--- Objective ---
Leaving the pictures aside, transcribe every line below exactly.
* * * * *
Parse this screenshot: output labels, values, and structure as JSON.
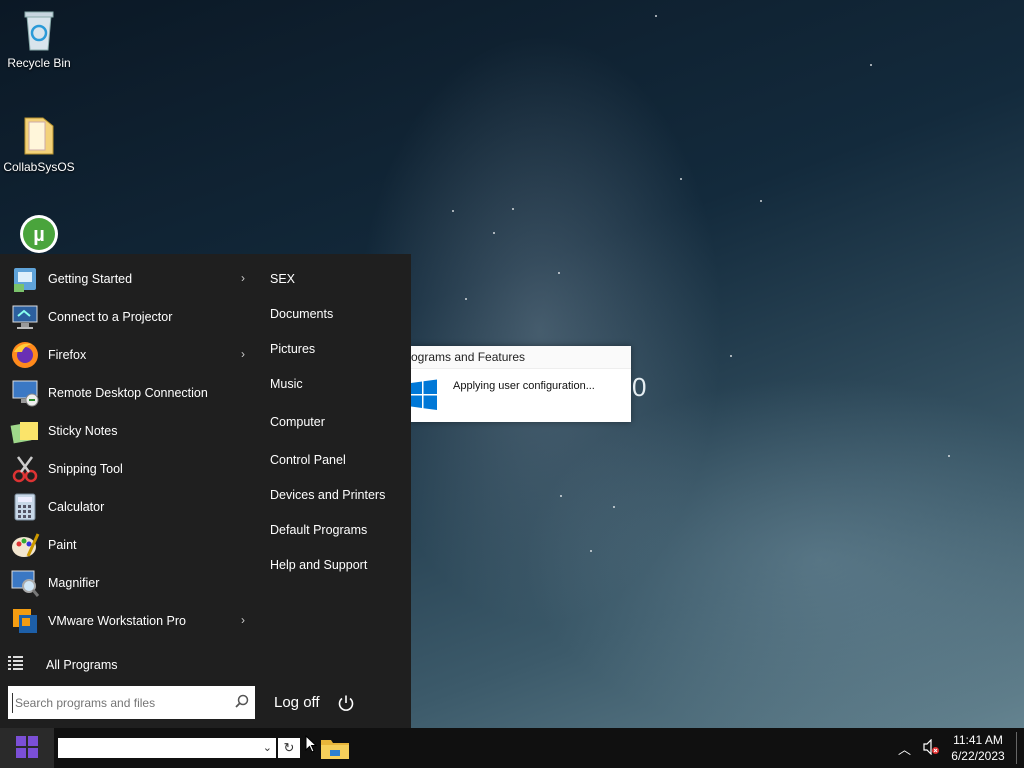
{
  "desktop": {
    "icons": [
      {
        "label": "Recycle Bin",
        "icon": "recycle-bin-icon"
      },
      {
        "label": "CollabSysOS",
        "icon": "folder-icon"
      },
      {
        "label": "",
        "icon": "utorrent-icon"
      }
    ]
  },
  "dialog": {
    "title": "ograms and Features",
    "message": "Applying user configuration...",
    "ghost_text": "0"
  },
  "start_menu": {
    "programs": [
      {
        "label": "Getting Started",
        "icon": "getting-started-icon",
        "has_submenu": true
      },
      {
        "label": "Connect to a Projector",
        "icon": "projector-icon",
        "has_submenu": false
      },
      {
        "label": "Firefox",
        "icon": "firefox-icon",
        "has_submenu": true
      },
      {
        "label": "Remote Desktop Connection",
        "icon": "remote-desktop-icon",
        "has_submenu": false
      },
      {
        "label": "Sticky Notes",
        "icon": "sticky-notes-icon",
        "has_submenu": false
      },
      {
        "label": "Snipping Tool",
        "icon": "snipping-tool-icon",
        "has_submenu": false
      },
      {
        "label": "Calculator",
        "icon": "calculator-icon",
        "has_submenu": false
      },
      {
        "label": "Paint",
        "icon": "paint-icon",
        "has_submenu": false
      },
      {
        "label": "Magnifier",
        "icon": "magnifier-icon",
        "has_submenu": false
      },
      {
        "label": "VMware Workstation Pro",
        "icon": "vmware-icon",
        "has_submenu": true
      }
    ],
    "all_programs": "All Programs",
    "places": [
      "SEX",
      "Documents",
      "Pictures",
      "Music",
      "Computer",
      "Control Panel",
      "Devices and Printers",
      "Default Programs",
      "Help and Support"
    ],
    "search_placeholder": "Search programs and files",
    "log_off": "Log off"
  },
  "taskbar": {
    "address_value": "",
    "clock_time": "11:41 AM",
    "clock_date": "6/22/2023"
  },
  "colors": {
    "start_menu_bg": "#1f1f1f",
    "taskbar_bg": "#101010",
    "start_logo": "#7b4fd6",
    "windows_blue": "#0078d7"
  }
}
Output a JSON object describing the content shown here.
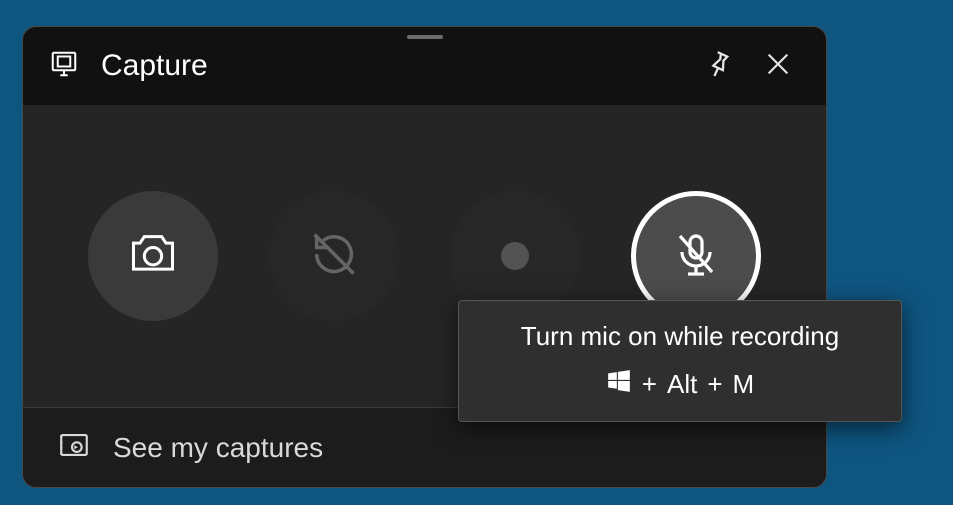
{
  "title": "Capture",
  "footer": {
    "label": "See my captures"
  },
  "tooltip": {
    "title": "Turn mic on while recording",
    "shortcut_plus": "+",
    "shortcut_key1": "Alt",
    "shortcut_key2": "M"
  },
  "icons": {
    "capture_widget": "capture-widget-icon",
    "pin": "pin-icon",
    "close": "close-icon",
    "camera": "camera-icon",
    "last_recording": "refresh-disabled-icon",
    "record": "record-dot-icon",
    "mic_muted": "mic-muted-icon",
    "gallery": "gallery-icon",
    "windows": "windows-logo-icon"
  }
}
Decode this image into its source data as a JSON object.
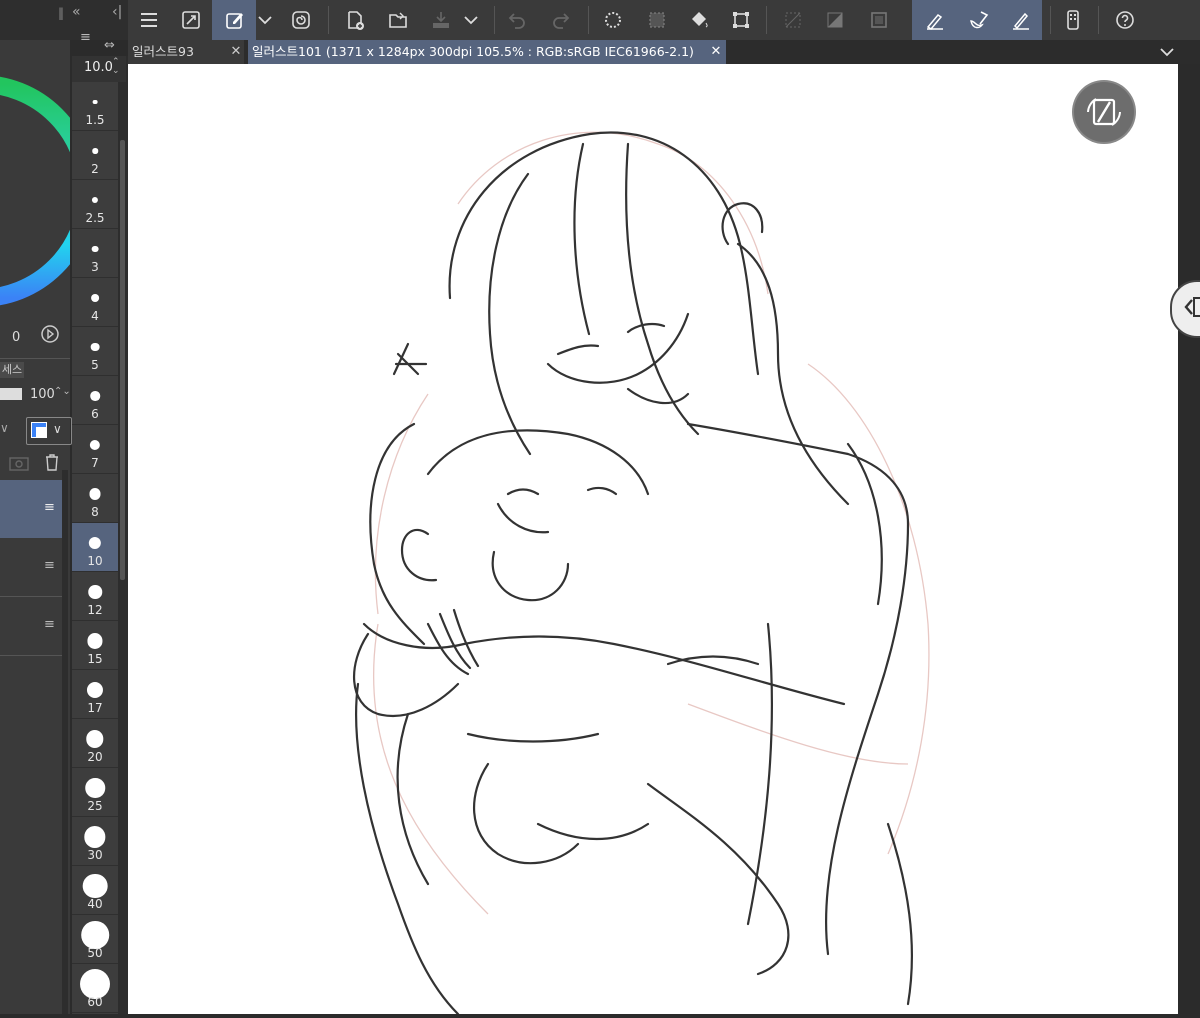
{
  "tabs": [
    {
      "label": "일러스트93",
      "active": false
    },
    {
      "label": "일러스트101 (1371 x 1284px 300dpi 105.5% : RGB:sRGB IEC61966-2.1)",
      "active": true
    }
  ],
  "brush_size": {
    "current": "10.0",
    "presets": [
      "1.5",
      "2",
      "2.5",
      "3",
      "4",
      "5",
      "6",
      "7",
      "8",
      "10",
      "12",
      "15",
      "17",
      "20",
      "25",
      "30",
      "40",
      "50",
      "60"
    ],
    "selected": "10"
  },
  "left_panel": {
    "hue_value": "0",
    "opacity_value": "100",
    "section_label": "세스"
  },
  "colors": {
    "accent": "#56647e",
    "toolbar_bg": "#3a3a3a",
    "panel_bg": "#3a3a3a"
  },
  "icons": {
    "menu": "hamburger-icon",
    "rotate_canvas": "rotate-reset-icon"
  }
}
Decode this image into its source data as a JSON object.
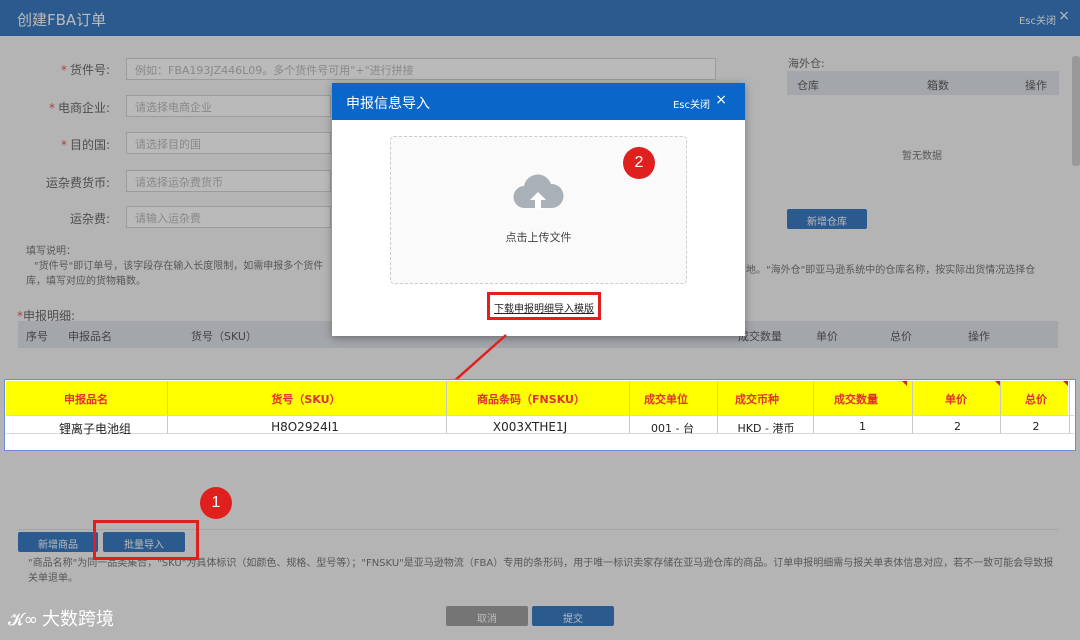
{
  "header": {
    "title": "创建FBA订单",
    "esc_label": "Esc关闭",
    "close_icon": "×"
  },
  "form": {
    "fields": [
      {
        "label": "货件号:",
        "placeholder": "例如：FBA193JZ446L09。多个货件号可用\"+\"进行拼接",
        "required": true
      },
      {
        "label": "电商企业:",
        "placeholder": "请选择电商企业",
        "required": true
      },
      {
        "label": "目的国:",
        "placeholder": "请选择目的国",
        "required": true
      },
      {
        "label": "运杂费货币:",
        "placeholder": "请选择运杂费货币",
        "required": false
      },
      {
        "label": "运杂费:",
        "placeholder": "请输入运杂费",
        "required": false
      }
    ],
    "note_title": "填写说明：",
    "note_text": "\"货件号\"即订单号，该字段存在输入长度限制，如需申报多个货件",
    "note_text2": "库，填写对应的货物箱数。",
    "note_right": "地。\"海外仓\"即亚马逊系统中的仓库名称，按实际出货情况选择仓"
  },
  "overseas": {
    "label": "海外仓:",
    "columns": [
      "仓库",
      "箱数",
      "操作"
    ],
    "empty_text": "暂无数据",
    "add_button": "新增仓库"
  },
  "details": {
    "label": "申报明细:",
    "columns": [
      "序号",
      "申报品名",
      "货号（SKU）",
      "成交数量",
      "单价",
      "总价",
      "操作"
    ]
  },
  "modal": {
    "title": "申报信息导入",
    "esc_label": "Esc关闭",
    "upload_text": "点击上传文件",
    "download_link": "下载申报明细导入模版",
    "badge": "2"
  },
  "template_table": {
    "headers": [
      "申报品名",
      "货号（SKU）",
      "商品条码（FNSKU）",
      "成交单位",
      "成交币种",
      "成交数量",
      "单价",
      "总价"
    ],
    "row": [
      "锂离子电池组",
      "H8O2924I1",
      "X003XTHE1J",
      "001 - 台",
      "HKD - 港币",
      "1",
      "2",
      "2"
    ]
  },
  "actions": {
    "add_product": "新增商品",
    "batch_import": "批量导入",
    "badge": "1",
    "cancel": "取消",
    "submit": "提交"
  },
  "bottom_note": "\"商品名称\"为同一品类集合，\"SKU\"为具体标识（如颜色、规格、型号等）；\"FNSKU\"是亚马逊物流（FBA）专用的条形码，用于唯一标识卖家存储在亚马逊仓库的商品。订单申报明细需与报关单表体信息对应，若不一致可能会导致报关单退单。",
  "watermark": "大数跨境",
  "colors": {
    "primary": "#0a5bb5",
    "highlight": "#ffff00",
    "alert_red": "#e0201f"
  }
}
* * * * *
--- Solution to this exercise ---
Parse this screenshot: output labels, values, and structure as JSON.
{
  "desktop": {
    "icons": [
      {
        "label": "Recycle Bin",
        "icon": "recycle-bin-icon"
      },
      {
        "label": "CollabSysOS",
        "icon": "folder-icon"
      },
      {
        "label": "",
        "icon": "utorrent-icon"
      }
    ]
  },
  "dialog": {
    "title": "ograms and Features",
    "message": "Applying user configuration...",
    "ghost_text": "0"
  },
  "start_menu": {
    "programs": [
      {
        "label": "Getting Started",
        "icon": "getting-started-icon",
        "has_submenu": true
      },
      {
        "label": "Connect to a Projector",
        "icon": "projector-icon",
        "has_submenu": false
      },
      {
        "label": "Firefox",
        "icon": "firefox-icon",
        "has_submenu": true
      },
      {
        "label": "Remote Desktop Connection",
        "icon": "remote-desktop-icon",
        "has_submenu": false
      },
      {
        "label": "Sticky Notes",
        "icon": "sticky-notes-icon",
        "has_submenu": false
      },
      {
        "label": "Snipping Tool",
        "icon": "snipping-tool-icon",
        "has_submenu": false
      },
      {
        "label": "Calculator",
        "icon": "calculator-icon",
        "has_submenu": false
      },
      {
        "label": "Paint",
        "icon": "paint-icon",
        "has_submenu": false
      },
      {
        "label": "Magnifier",
        "icon": "magnifier-icon",
        "has_submenu": false
      },
      {
        "label": "VMware Workstation Pro",
        "icon": "vmware-icon",
        "has_submenu": true
      }
    ],
    "all_programs": "All Programs",
    "places": [
      "SEX",
      "Documents",
      "Pictures",
      "Music",
      "Computer",
      "Control Panel",
      "Devices and Printers",
      "Default Programs",
      "Help and Support"
    ],
    "search_placeholder": "Search programs and files",
    "log_off": "Log off"
  },
  "taskbar": {
    "address_value": "",
    "clock_time": "11:41 AM",
    "clock_date": "6/22/2023"
  },
  "colors": {
    "start_menu_bg": "#1f1f1f",
    "taskbar_bg": "#101010",
    "start_logo": "#7b4fd6",
    "windows_blue": "#0078d7"
  }
}
Output a JSON object describing the content shown here.
{
  "title": "Capture",
  "footer": {
    "label": "See my captures"
  },
  "tooltip": {
    "title": "Turn mic on while recording",
    "shortcut_plus": "+",
    "shortcut_key1": "Alt",
    "shortcut_key2": "M"
  },
  "icons": {
    "capture_widget": "capture-widget-icon",
    "pin": "pin-icon",
    "close": "close-icon",
    "camera": "camera-icon",
    "last_recording": "refresh-disabled-icon",
    "record": "record-dot-icon",
    "mic_muted": "mic-muted-icon",
    "gallery": "gallery-icon",
    "windows": "windows-logo-icon"
  }
}
Decode this image into its source data as a JSON object.
{
  "tabs": [
    {
      "label": "일러스트93",
      "active": false
    },
    {
      "label": "일러스트101 (1371 x 1284px 300dpi 105.5% : RGB:sRGB IEC61966-2.1)",
      "active": true
    }
  ],
  "brush_size": {
    "current": "10.0",
    "presets": [
      "1.5",
      "2",
      "2.5",
      "3",
      "4",
      "5",
      "6",
      "7",
      "8",
      "10",
      "12",
      "15",
      "17",
      "20",
      "25",
      "30",
      "40",
      "50",
      "60"
    ],
    "selected": "10"
  },
  "left_panel": {
    "hue_value": "0",
    "opacity_value": "100",
    "section_label": "세스"
  },
  "colors": {
    "accent": "#56647e",
    "toolbar_bg": "#3a3a3a",
    "panel_bg": "#3a3a3a"
  },
  "icons": {
    "menu": "hamburger-icon",
    "rotate_canvas": "rotate-reset-icon"
  }
}
Decode this image into its source data as a JSON object.
{
  "header": {
    "title": "创建FBA订单",
    "esc_label": "Esc关闭",
    "close_icon": "×"
  },
  "form": {
    "fields": [
      {
        "label": "货件号:",
        "placeholder": "例如：FBA193JZ446L09。多个货件号可用\"+\"进行拼接",
        "required": true
      },
      {
        "label": "电商企业:",
        "placeholder": "请选择电商企业",
        "required": true
      },
      {
        "label": "目的国:",
        "placeholder": "请选择目的国",
        "required": true
      },
      {
        "label": "运杂费货币:",
        "placeholder": "请选择运杂费货币",
        "required": false
      },
      {
        "label": "运杂费:",
        "placeholder": "请输入运杂费",
        "required": false
      }
    ],
    "note_title": "填写说明：",
    "note_text": "\"货件号\"即订单号，该字段存在输入长度限制，如需申报多个货件",
    "note_text2": "库，填写对应的货物箱数。",
    "note_right": "地。\"海外仓\"即亚马逊系统中的仓库名称，按实际出货情况选择仓"
  },
  "overseas": {
    "label": "海外仓:",
    "columns": [
      "仓库",
      "箱数",
      "操作"
    ],
    "empty_text": "暂无数据",
    "add_button": "新增仓库"
  },
  "details": {
    "label": "申报明细:",
    "columns": [
      "序号",
      "申报品名",
      "货号（SKU）",
      "成交数量",
      "单价",
      "总价",
      "操作"
    ]
  },
  "modal": {
    "title": "申报信息导入",
    "esc_label": "Esc关闭",
    "upload_text": "点击上传文件",
    "download_link": "下载申报明细导入模版",
    "badge": "2"
  },
  "template_table": {
    "headers": [
      "申报品名",
      "货号（SKU）",
      "商品条码（FNSKU）",
      "成交单位",
      "成交币种",
      "成交数量",
      "单价",
      "总价"
    ],
    "row": [
      "锂离子电池组",
      "H8O2924I1",
      "X003XTHE1J",
      "001 - 台",
      "HKD - 港币",
      "1",
      "2",
      "2"
    ]
  },
  "actions": {
    "add_product": "新增商品",
    "batch_import": "批量导入",
    "badge": "1",
    "cancel": "取消",
    "submit": "提交"
  },
  "bottom_note": "\"商品名称\"为同一品类集合，\"SKU\"为具体标识（如颜色、规格、型号等）；\"FNSKU\"是亚马逊物流（FBA）专用的条形码，用于唯一标识卖家存储在亚马逊仓库的商品。订单申报明细需与报关单表体信息对应，若不一致可能会导致报关单退单。",
  "watermark": "大数跨境",
  "colors": {
    "primary": "#0a5bb5",
    "highlight": "#ffff00",
    "alert_red": "#e0201f"
  }
}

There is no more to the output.